*Work to be completed*: Extract all data as written.

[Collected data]

****************

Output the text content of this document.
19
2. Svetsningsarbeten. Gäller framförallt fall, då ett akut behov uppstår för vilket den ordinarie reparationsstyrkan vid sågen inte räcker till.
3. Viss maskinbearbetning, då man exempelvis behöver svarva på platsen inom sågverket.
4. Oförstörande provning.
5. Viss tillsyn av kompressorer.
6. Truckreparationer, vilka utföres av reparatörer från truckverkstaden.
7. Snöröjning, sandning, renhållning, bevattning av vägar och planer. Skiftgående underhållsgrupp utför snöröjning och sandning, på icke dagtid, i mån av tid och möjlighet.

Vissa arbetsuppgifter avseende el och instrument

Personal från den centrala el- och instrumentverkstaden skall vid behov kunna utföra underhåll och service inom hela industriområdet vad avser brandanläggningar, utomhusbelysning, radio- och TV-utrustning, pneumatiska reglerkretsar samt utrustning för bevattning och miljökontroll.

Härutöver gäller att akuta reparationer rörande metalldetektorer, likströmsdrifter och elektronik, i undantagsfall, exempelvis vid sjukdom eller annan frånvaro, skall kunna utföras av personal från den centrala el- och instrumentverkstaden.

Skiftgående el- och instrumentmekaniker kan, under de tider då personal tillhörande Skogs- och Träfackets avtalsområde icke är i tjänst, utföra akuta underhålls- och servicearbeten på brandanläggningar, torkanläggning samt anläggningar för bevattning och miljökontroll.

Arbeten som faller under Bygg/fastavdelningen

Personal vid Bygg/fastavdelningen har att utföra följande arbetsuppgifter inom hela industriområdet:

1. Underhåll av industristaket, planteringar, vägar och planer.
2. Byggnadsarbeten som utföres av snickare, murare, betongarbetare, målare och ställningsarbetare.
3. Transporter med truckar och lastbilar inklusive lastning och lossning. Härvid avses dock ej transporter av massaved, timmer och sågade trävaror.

****************

*Result for this exercise*:
Output the text content of this document.
19
2. Svetsningsarbeten. Gäller framförallt fall, då ett akut behov uppstår för vilket den ordinarie reparationsstyrkan vid sågen inte räcker till.
3. Viss maskinbearbetning, då man exempelvis behöver svarva på platsen inom sågverket.
4. Oförstörande provning.
5. Viss tillsyn av kompressorer.
6. Truckreparationer, vilka utföres av reparatörer från truckverkstaden.
7. Snöröjning, sandning, renhållning, bevattning av vägar och planer. Skiftgående underhållsgrupp utför snöröjning och sandning, på icke dagtid, i mån av tid och möjlighet.

Vissa arbetsuppgifter avseende el och instrument

Personal från den centrala el- och instrumentverkstaden skall vid behov kunna utföra underhåll och service inom hela industriområdet vad avser brandanläggningar, utomhusbelysning, radio- och TV-utrustning, pneumatiska reglerkretsar samt utrustning för bevattning och miljökontroll.

Härutöver gäller att akuta reparationer rörande metalldetektorer, likströmsdrifter och elektronik, i undantagsfall, exempelvis vid sjukdom eller annan frånvaro, skall kunna utföras av personal från den centrala el- och instrumentverkstaden.

Skiftgående el- och instrumentmekaniker kan, under de tider då personal tillhörande Skogs- och Träfackets avtalsområde icke är i tjänst, utföra akuta underhålls- och servicearbeten på brandanläggningar, torkanläggning samt anläggningar för bevattning och miljökontroll.

Arbeten som faller under Bygg/fastavdelningen

Personal vid Bygg/fastavdelningen har att utföra följande arbetsuppgifter inom hela industriområdet:

1. Underhåll av industristaket, planteringar, vägar och planer.
2. Byggnadsarbeten som utföres av snickare, murare, betongarbetare, målare och ställningsarbetare.
3. Transporter med truckar och lastbilar inklusive lastning och lossning. Härvid avses dock ej transporter av massaved, timmer och sågade trävaror.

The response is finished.